[REQUIRED TASK]
Across the entries below, how many lines contain the word "fastjson"? Give the number alone.

Stored data entries:

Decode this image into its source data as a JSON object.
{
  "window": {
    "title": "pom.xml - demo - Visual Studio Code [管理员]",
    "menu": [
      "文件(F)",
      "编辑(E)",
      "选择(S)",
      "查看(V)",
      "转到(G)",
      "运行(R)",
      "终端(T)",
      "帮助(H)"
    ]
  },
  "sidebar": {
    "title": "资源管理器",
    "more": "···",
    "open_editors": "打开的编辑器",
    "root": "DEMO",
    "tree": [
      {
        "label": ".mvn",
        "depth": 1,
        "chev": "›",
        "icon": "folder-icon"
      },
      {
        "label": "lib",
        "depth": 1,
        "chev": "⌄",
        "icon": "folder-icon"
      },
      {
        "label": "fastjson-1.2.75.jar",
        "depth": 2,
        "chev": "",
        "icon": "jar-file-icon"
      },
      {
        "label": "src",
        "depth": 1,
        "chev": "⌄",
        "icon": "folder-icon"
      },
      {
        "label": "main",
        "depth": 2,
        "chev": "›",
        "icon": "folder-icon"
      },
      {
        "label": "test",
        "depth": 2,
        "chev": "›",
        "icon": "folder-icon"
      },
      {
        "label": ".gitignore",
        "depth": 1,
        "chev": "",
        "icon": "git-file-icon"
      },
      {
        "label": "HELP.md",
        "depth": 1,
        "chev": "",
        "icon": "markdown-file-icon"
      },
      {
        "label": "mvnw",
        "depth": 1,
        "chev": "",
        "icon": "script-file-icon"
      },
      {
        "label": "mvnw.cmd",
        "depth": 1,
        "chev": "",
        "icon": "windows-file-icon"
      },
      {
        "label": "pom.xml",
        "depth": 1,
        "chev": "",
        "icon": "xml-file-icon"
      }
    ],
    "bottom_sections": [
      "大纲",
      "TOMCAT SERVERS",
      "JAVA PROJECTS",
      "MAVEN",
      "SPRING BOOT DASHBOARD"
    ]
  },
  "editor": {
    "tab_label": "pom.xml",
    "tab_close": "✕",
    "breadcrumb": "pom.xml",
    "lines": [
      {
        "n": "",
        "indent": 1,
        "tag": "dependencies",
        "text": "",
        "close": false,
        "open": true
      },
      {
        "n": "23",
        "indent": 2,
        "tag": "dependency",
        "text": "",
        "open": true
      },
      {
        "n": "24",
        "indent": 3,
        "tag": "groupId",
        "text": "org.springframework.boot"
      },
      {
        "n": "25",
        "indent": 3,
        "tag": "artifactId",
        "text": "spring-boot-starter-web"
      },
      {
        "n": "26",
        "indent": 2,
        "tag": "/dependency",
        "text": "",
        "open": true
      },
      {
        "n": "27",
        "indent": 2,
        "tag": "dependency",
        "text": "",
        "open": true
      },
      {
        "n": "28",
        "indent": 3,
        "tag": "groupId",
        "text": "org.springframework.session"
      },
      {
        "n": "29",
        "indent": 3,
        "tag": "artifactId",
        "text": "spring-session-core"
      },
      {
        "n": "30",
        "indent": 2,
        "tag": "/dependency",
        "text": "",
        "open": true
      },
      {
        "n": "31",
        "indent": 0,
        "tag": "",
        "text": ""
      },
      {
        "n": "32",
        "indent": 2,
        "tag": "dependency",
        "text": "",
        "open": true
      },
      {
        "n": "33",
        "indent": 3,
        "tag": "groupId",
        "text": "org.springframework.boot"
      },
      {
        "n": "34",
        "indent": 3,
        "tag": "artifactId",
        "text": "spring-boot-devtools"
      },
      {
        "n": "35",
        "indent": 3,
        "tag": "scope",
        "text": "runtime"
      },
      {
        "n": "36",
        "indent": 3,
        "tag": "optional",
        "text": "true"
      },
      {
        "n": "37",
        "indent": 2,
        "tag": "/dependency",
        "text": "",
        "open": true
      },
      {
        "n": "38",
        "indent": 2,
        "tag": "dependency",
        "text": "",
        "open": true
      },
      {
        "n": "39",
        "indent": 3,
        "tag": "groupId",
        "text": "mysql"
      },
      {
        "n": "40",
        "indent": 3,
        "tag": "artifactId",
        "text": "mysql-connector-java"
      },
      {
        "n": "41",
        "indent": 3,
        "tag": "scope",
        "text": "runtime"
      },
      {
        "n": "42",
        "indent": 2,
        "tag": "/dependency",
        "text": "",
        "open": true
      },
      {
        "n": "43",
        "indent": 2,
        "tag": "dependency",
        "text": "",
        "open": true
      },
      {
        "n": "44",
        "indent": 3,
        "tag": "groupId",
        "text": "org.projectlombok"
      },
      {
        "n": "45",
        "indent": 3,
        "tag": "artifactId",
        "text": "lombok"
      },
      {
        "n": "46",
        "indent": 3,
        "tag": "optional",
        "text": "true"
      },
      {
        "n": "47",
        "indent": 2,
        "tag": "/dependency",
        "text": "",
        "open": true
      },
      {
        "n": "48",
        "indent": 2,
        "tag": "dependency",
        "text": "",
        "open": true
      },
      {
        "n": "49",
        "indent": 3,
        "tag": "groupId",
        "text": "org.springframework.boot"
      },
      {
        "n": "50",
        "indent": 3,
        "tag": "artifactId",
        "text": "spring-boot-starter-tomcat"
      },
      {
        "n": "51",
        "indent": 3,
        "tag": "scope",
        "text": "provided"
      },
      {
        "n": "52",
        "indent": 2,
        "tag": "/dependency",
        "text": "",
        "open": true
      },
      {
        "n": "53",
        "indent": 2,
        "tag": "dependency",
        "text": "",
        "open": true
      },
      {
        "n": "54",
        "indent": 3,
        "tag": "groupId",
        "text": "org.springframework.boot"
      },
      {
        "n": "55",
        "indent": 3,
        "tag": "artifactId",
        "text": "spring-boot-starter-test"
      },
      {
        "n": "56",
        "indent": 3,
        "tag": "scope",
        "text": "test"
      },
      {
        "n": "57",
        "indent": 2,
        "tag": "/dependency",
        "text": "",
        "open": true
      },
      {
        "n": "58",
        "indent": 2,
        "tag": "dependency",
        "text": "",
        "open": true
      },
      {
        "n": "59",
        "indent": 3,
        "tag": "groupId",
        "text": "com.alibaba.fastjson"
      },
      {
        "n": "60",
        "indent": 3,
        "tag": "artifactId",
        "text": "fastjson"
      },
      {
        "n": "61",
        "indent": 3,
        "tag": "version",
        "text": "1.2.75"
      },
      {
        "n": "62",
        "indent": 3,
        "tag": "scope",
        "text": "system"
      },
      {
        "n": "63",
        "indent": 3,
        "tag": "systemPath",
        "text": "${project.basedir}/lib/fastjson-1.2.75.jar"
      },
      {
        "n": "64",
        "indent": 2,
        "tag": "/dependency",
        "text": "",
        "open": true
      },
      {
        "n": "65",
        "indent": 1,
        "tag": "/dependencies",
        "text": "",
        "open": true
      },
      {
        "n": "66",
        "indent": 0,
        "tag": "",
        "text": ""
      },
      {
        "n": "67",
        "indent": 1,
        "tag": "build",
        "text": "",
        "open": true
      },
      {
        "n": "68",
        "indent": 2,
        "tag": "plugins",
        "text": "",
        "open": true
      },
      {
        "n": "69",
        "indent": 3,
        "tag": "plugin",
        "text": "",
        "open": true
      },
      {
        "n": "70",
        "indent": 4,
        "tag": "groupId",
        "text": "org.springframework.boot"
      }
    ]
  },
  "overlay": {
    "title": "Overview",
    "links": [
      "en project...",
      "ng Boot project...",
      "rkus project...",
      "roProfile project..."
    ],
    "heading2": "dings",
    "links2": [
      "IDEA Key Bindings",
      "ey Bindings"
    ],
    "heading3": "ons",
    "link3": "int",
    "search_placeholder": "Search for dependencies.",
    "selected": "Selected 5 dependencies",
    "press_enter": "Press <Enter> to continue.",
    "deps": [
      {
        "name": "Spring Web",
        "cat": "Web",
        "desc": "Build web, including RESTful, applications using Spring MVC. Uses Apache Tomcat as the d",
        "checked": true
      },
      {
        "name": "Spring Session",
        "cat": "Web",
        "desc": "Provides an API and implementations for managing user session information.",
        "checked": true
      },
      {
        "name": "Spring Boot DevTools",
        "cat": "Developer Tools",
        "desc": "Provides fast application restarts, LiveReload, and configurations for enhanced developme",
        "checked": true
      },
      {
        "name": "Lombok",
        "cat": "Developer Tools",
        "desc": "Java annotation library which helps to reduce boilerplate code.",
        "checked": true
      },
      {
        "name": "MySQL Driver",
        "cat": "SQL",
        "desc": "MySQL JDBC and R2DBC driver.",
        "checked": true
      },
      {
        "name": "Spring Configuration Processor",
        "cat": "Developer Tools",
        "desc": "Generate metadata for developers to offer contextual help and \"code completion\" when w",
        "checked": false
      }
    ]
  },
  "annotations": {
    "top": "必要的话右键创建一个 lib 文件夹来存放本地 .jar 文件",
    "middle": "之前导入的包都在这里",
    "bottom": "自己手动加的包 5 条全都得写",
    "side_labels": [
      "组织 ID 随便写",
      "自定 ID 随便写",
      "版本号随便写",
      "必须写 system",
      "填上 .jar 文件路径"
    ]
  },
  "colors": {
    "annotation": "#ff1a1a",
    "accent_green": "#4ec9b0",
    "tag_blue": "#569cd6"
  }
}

[TASK RESPONSE]
4